### WRITTEN INSTRUCTION
Print all entries precisely as they are written.

# # #

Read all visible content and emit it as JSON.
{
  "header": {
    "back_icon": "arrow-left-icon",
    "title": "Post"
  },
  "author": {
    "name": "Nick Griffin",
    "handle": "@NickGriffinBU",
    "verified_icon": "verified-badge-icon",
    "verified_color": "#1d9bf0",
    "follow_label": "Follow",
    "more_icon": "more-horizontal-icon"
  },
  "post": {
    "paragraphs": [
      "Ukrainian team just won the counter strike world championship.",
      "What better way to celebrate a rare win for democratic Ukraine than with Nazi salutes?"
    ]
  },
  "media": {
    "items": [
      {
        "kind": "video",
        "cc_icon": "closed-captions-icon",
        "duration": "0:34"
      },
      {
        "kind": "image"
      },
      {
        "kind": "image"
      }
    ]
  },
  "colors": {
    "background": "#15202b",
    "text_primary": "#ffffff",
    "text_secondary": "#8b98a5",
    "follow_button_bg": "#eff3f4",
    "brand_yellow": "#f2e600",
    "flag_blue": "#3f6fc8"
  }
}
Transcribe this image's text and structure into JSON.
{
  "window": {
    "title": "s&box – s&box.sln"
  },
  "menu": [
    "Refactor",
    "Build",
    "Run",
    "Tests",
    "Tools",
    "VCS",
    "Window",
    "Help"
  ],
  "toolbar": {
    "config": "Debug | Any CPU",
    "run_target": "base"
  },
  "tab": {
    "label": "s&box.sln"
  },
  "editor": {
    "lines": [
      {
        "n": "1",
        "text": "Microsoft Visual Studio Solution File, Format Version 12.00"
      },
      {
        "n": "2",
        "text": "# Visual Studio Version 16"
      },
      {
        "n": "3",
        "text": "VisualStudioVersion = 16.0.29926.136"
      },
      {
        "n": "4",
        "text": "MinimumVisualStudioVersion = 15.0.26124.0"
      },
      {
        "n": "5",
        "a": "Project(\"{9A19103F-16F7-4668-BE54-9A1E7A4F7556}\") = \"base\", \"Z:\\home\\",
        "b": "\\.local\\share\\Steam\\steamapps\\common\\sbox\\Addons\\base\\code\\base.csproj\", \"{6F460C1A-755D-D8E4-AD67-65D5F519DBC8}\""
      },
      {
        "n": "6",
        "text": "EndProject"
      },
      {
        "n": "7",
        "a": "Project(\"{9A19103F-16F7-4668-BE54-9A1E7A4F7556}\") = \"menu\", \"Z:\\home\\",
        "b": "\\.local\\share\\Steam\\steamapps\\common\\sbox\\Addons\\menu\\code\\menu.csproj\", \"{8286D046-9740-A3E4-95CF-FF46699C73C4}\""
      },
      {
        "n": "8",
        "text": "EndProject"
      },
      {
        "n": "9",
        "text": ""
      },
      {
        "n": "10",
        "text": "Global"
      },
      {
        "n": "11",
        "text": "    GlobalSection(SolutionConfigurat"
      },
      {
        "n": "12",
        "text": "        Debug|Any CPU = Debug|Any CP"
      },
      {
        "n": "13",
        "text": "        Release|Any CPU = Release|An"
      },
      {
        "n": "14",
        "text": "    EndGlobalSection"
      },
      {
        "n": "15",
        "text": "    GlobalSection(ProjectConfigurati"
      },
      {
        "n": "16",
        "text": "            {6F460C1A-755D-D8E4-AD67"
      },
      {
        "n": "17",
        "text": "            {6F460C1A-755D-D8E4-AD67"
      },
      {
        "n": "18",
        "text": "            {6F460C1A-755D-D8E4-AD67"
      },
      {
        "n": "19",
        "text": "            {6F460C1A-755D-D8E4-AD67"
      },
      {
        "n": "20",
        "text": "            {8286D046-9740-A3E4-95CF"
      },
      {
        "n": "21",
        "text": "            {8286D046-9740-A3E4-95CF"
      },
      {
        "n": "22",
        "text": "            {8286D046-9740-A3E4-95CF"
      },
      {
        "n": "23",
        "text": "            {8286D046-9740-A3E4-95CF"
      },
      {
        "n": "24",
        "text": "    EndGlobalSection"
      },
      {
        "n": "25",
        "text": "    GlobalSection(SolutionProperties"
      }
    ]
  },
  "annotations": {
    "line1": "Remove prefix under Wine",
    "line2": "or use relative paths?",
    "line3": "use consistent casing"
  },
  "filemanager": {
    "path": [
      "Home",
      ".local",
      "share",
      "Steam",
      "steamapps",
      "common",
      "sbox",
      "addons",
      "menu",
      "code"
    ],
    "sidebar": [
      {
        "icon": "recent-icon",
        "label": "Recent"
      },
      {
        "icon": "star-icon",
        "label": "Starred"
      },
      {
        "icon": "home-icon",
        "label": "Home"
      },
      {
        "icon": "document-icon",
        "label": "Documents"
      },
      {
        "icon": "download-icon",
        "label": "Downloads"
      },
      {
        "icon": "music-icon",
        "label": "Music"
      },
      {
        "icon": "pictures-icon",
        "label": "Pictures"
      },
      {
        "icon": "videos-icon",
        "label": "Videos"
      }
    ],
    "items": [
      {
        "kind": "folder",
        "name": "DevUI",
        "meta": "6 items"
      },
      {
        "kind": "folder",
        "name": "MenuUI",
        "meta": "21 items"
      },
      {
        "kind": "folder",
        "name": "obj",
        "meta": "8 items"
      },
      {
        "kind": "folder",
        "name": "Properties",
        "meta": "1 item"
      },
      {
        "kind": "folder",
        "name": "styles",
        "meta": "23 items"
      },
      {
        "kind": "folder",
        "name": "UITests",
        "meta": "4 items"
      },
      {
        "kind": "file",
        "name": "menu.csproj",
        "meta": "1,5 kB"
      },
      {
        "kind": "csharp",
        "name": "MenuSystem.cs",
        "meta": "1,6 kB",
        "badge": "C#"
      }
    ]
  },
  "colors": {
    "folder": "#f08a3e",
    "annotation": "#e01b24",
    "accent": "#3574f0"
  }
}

# # #

### THE COMPLETED TASK
Read all visible content and emit it as JSON.
{
  "header": {
    "back_icon": "arrow-left-icon",
    "title": "Post"
  },
  "author": {
    "name": "Nick Griffin",
    "handle": "@NickGriffinBU",
    "verified_icon": "verified-badge-icon",
    "verified_color": "#1d9bf0",
    "follow_label": "Follow",
    "more_icon": "more-horizontal-icon"
  },
  "post": {
    "paragraphs": [
      "Ukrainian team just won the counter strike world championship.",
      "What better way to celebrate a rare win for democratic Ukraine than with Nazi salutes?"
    ]
  },
  "media": {
    "items": [
      {
        "kind": "video",
        "cc_icon": "closed-captions-icon",
        "duration": "0:34"
      },
      {
        "kind": "image"
      },
      {
        "kind": "image"
      }
    ]
  },
  "colors": {
    "background": "#15202b",
    "text_primary": "#ffffff",
    "text_secondary": "#8b98a5",
    "follow_button_bg": "#eff3f4",
    "brand_yellow": "#f2e600",
    "flag_blue": "#3f6fc8"
  }
}
Transcribe this image's text and structure into JSON.
{
  "window": {
    "title": "s&box – s&box.sln"
  },
  "menu": [
    "Refactor",
    "Build",
    "Run",
    "Tests",
    "Tools",
    "VCS",
    "Window",
    "Help"
  ],
  "toolbar": {
    "config": "Debug | Any CPU",
    "run_target": "base"
  },
  "tab": {
    "label": "s&box.sln"
  },
  "editor": {
    "lines": [
      {
        "n": "1",
        "text": "Microsoft Visual Studio Solution File, Format Version 12.00"
      },
      {
        "n": "2",
        "text": "# Visual Studio Version 16"
      },
      {
        "n": "3",
        "text": "VisualStudioVersion = 16.0.29926.136"
      },
      {
        "n": "4",
        "text": "MinimumVisualStudioVersion = 15.0.26124.0"
      },
      {
        "n": "5",
        "a": "Project(\"{9A19103F-16F7-4668-BE54-9A1E7A4F7556}\") = \"base\", \"Z:\\home\\",
        "b": "\\.local\\share\\Steam\\steamapps\\common\\sbox\\Addons\\base\\code\\base.csproj\", \"{6F460C1A-755D-D8E4-AD67-65D5F519DBC8}\""
      },
      {
        "n": "6",
        "text": "EndProject"
      },
      {
        "n": "7",
        "a": "Project(\"{9A19103F-16F7-4668-BE54-9A1E7A4F7556}\") = \"menu\", \"Z:\\home\\",
        "b": "\\.local\\share\\Steam\\steamapps\\common\\sbox\\Addons\\menu\\code\\menu.csproj\", \"{8286D046-9740-A3E4-95CF-FF46699C73C4}\""
      },
      {
        "n": "8",
        "text": "EndProject"
      },
      {
        "n": "9",
        "text": ""
      },
      {
        "n": "10",
        "text": "Global"
      },
      {
        "n": "11",
        "text": "    GlobalSection(SolutionConfigurat"
      },
      {
        "n": "12",
        "text": "        Debug|Any CPU = Debug|Any CP"
      },
      {
        "n": "13",
        "text": "        Release|Any CPU = Release|An"
      },
      {
        "n": "14",
        "text": "    EndGlobalSection"
      },
      {
        "n": "15",
        "text": "    GlobalSection(ProjectConfigurati"
      },
      {
        "n": "16",
        "text": "            {6F460C1A-755D-D8E4-AD67"
      },
      {
        "n": "17",
        "text": "            {6F460C1A-755D-D8E4-AD67"
      },
      {
        "n": "18",
        "text": "            {6F460C1A-755D-D8E4-AD67"
      },
      {
        "n": "19",
        "text": "            {6F460C1A-755D-D8E4-AD67"
      },
      {
        "n": "20",
        "text": "            {8286D046-9740-A3E4-95CF"
      },
      {
        "n": "21",
        "text": "            {8286D046-9740-A3E4-95CF"
      },
      {
        "n": "22",
        "text": "            {8286D046-9740-A3E4-95CF"
      },
      {
        "n": "23",
        "text": "            {8286D046-9740-A3E4-95CF"
      },
      {
        "n": "24",
        "text": "    EndGlobalSection"
      },
      {
        "n": "25",
        "text": "    GlobalSection(SolutionProperties"
      }
    ]
  },
  "annotations": {
    "line1": "Remove prefix under Wine",
    "line2": "or use relative paths?",
    "line3": "use consistent casing"
  },
  "filemanager": {
    "path": [
      "Home",
      ".local",
      "share",
      "Steam",
      "steamapps",
      "common",
      "sbox",
      "addons",
      "menu",
      "code"
    ],
    "sidebar": [
      {
        "icon": "recent-icon",
        "label": "Recent"
      },
      {
        "icon": "star-icon",
        "label": "Starred"
      },
      {
        "icon": "home-icon",
        "label": "Home"
      },
      {
        "icon": "document-icon",
        "label": "Documents"
      },
      {
        "icon": "download-icon",
        "label": "Downloads"
      },
      {
        "icon": "music-icon",
        "label": "Music"
      },
      {
        "icon": "pictures-icon",
        "label": "Pictures"
      },
      {
        "icon": "videos-icon",
        "label": "Videos"
      }
    ],
    "items": [
      {
        "kind": "folder",
        "name": "DevUI",
        "meta": "6 items"
      },
      {
        "kind": "folder",
        "name": "MenuUI",
        "meta": "21 items"
      },
      {
        "kind": "folder",
        "name": "obj",
        "meta": "8 items"
      },
      {
        "kind": "folder",
        "name": "Properties",
        "meta": "1 item"
      },
      {
        "kind": "folder",
        "name": "styles",
        "meta": "23 items"
      },
      {
        "kind": "folder",
        "name": "UITests",
        "meta": "4 items"
      },
      {
        "kind": "file",
        "name": "menu.csproj",
        "meta": "1,5 kB"
      },
      {
        "kind": "csharp",
        "name": "MenuSystem.cs",
        "meta": "1,6 kB",
        "badge": "C#"
      }
    ]
  },
  "colors": {
    "folder": "#f08a3e",
    "annotation": "#e01b24",
    "accent": "#3574f0"
  }
}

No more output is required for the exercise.